> TASK:
Search the material for the string "holder", then return every line where it is found.

> STORED DATA:
=====
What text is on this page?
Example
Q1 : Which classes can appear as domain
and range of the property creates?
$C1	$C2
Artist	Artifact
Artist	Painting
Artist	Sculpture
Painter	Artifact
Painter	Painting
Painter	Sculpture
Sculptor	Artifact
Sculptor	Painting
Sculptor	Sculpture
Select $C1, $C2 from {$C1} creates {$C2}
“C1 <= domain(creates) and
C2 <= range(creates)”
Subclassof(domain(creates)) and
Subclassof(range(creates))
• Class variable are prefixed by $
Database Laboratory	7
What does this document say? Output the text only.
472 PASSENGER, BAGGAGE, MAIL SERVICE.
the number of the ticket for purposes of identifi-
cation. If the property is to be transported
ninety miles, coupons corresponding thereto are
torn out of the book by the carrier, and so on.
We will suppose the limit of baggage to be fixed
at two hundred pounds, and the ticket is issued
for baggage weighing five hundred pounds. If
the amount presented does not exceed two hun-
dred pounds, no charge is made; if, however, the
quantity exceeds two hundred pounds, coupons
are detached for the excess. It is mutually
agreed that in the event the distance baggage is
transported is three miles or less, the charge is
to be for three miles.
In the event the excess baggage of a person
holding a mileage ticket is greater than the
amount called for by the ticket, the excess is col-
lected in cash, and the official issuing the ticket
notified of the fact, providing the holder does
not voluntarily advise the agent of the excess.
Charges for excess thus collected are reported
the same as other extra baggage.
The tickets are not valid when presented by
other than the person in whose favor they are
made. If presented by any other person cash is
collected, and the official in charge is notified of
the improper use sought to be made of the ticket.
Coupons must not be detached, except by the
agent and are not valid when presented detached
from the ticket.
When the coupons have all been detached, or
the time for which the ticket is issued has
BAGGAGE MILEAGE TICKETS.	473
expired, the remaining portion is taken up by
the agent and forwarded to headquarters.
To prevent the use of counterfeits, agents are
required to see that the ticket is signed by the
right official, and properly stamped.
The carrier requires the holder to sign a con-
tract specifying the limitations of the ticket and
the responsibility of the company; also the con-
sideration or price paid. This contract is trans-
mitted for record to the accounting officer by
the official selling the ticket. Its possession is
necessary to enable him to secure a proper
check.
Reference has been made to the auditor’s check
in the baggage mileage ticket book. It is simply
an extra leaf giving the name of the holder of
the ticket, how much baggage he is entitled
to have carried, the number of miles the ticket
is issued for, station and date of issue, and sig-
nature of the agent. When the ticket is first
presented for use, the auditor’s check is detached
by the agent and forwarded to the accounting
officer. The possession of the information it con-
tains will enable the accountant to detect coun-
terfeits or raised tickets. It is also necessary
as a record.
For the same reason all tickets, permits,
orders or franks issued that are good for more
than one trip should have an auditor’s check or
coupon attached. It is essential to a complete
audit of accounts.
=====
> SOLVED EXERCISE:
notified of the fact, providing the holder does
The carrier requires the holder to sign a con-
an extra leaf giving the name of the holder of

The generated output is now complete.